→ **Job**: Look through the material and tally each line bearing the word "resolution". Give only the total.
******
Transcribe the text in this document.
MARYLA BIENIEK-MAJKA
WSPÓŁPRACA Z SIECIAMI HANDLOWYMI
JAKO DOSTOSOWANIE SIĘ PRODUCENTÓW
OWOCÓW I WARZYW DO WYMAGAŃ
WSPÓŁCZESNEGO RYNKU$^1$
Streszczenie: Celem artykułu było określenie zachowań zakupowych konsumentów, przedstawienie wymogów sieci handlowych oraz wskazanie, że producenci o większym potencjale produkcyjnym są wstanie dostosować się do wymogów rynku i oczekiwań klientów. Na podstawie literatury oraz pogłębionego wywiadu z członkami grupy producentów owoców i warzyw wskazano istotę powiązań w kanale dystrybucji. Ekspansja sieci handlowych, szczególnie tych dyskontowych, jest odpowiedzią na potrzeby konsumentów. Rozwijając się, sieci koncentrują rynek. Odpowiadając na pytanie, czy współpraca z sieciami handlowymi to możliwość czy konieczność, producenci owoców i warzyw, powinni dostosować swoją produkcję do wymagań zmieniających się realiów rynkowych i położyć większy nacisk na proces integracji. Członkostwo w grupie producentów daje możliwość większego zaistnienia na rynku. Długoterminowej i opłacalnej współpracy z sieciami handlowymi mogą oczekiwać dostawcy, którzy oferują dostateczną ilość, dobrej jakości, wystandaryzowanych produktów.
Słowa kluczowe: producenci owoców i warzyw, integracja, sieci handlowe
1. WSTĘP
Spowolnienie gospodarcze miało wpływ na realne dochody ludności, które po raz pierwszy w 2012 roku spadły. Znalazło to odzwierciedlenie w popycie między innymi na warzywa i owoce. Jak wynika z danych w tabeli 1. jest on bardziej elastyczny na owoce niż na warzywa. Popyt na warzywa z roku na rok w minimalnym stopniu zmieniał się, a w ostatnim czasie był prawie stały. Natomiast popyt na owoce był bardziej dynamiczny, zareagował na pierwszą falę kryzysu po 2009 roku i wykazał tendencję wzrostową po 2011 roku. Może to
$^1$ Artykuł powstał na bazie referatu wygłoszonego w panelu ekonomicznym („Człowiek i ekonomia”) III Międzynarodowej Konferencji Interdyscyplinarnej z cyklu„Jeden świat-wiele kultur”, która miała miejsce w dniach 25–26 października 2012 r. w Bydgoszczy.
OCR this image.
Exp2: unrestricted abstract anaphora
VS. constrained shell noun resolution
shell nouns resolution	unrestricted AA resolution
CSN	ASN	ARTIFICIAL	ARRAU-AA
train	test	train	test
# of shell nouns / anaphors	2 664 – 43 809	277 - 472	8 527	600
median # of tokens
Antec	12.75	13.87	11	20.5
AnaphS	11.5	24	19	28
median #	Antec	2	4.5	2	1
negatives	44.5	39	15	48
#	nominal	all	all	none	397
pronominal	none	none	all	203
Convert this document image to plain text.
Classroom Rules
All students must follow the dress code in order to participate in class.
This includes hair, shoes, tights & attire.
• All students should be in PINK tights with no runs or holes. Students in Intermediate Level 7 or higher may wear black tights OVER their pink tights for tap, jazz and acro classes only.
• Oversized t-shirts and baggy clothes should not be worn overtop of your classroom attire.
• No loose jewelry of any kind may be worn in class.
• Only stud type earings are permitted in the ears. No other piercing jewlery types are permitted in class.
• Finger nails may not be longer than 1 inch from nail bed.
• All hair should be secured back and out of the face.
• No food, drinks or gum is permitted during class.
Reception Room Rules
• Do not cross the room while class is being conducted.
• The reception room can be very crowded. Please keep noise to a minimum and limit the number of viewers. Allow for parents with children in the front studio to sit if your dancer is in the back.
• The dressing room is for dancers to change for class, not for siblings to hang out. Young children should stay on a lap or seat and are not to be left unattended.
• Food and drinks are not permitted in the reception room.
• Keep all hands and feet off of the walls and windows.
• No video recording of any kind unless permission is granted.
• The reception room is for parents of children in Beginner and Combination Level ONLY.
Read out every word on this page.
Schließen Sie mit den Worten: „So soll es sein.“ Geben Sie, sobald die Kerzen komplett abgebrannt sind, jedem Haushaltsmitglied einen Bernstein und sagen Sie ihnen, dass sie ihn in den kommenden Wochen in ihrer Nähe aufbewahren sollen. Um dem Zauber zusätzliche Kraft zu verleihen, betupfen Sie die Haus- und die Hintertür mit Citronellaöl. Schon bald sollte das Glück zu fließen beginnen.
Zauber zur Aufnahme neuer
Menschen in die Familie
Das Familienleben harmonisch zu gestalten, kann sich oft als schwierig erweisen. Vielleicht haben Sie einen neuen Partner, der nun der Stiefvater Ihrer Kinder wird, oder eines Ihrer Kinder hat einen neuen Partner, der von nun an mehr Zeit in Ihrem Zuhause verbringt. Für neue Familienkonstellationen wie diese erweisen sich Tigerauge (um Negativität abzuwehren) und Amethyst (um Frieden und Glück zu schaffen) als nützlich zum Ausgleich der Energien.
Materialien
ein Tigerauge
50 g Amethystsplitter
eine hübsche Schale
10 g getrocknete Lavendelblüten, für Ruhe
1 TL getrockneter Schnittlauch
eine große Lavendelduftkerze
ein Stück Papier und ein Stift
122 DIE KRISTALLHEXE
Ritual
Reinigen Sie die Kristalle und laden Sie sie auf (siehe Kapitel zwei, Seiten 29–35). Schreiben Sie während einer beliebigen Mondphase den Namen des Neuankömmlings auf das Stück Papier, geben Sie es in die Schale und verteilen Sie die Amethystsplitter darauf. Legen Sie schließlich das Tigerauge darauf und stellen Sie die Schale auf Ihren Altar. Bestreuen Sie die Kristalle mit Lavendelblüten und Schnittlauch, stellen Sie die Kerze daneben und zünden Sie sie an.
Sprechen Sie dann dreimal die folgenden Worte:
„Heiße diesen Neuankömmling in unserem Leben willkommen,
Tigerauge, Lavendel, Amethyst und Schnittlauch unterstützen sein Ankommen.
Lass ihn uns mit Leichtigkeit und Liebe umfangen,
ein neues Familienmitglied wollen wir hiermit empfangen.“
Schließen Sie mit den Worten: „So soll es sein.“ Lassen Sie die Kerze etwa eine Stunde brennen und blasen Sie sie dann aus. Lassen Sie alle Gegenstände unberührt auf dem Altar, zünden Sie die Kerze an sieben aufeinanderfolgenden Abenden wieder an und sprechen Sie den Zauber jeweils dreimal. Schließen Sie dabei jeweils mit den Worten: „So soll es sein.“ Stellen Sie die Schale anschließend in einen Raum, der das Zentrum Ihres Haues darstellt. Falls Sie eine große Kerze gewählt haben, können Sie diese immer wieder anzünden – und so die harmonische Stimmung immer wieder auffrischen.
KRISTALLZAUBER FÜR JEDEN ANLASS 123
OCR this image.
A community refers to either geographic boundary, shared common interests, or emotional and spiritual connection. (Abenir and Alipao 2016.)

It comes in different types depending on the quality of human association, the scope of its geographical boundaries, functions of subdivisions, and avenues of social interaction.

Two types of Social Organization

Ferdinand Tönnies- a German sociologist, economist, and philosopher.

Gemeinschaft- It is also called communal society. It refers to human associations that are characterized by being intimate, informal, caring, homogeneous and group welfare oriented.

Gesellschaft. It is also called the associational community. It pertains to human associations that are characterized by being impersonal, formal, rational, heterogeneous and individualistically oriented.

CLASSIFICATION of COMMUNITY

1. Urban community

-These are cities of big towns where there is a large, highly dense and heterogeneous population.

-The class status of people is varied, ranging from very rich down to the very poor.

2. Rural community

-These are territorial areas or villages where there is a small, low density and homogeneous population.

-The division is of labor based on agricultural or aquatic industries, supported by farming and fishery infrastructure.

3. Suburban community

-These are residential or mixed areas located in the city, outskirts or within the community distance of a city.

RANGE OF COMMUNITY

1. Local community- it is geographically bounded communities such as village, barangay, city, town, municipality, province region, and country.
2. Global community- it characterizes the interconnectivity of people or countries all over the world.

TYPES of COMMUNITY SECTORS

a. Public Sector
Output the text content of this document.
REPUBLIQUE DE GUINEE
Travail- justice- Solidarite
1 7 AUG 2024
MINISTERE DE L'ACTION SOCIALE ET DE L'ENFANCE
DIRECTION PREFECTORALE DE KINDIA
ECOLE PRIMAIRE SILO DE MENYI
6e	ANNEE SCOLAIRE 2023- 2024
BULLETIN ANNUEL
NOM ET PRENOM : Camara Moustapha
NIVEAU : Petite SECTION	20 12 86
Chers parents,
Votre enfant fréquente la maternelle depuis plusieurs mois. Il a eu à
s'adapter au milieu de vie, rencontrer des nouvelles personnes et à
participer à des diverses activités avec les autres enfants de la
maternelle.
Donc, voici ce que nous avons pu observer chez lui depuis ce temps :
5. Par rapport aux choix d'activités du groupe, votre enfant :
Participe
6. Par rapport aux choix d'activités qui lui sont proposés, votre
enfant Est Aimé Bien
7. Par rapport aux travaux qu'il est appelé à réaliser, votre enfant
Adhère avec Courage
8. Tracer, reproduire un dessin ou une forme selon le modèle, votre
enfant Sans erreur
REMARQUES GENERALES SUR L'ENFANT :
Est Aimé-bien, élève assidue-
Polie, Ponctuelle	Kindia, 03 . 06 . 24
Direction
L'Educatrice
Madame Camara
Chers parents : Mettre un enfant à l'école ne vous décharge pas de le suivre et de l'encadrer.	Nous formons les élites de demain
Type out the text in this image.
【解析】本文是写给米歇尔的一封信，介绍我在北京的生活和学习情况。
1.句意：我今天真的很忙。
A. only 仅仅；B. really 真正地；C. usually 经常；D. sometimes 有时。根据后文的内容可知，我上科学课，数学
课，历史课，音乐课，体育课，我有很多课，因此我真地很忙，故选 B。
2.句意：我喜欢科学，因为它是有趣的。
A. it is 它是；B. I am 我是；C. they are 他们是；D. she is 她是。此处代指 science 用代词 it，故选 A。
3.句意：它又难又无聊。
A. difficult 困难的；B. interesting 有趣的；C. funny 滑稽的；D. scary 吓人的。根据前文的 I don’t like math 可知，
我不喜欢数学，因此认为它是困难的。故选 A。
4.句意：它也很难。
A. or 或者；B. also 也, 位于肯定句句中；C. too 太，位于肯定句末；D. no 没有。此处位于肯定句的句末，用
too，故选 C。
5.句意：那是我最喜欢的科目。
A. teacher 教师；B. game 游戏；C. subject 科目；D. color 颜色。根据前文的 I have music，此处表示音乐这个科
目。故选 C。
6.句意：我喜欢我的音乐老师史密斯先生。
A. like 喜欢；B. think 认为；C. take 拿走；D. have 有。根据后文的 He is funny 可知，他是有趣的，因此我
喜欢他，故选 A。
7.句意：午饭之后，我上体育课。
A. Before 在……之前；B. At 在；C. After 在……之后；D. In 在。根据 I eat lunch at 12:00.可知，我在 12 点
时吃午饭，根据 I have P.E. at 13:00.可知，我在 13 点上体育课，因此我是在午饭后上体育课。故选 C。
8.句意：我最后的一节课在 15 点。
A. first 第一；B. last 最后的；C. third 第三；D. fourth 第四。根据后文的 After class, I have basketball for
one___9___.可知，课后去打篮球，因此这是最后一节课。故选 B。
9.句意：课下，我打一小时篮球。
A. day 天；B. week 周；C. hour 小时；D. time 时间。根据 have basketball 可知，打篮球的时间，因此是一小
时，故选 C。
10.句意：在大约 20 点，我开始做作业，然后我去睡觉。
******
→ **Task response**: 2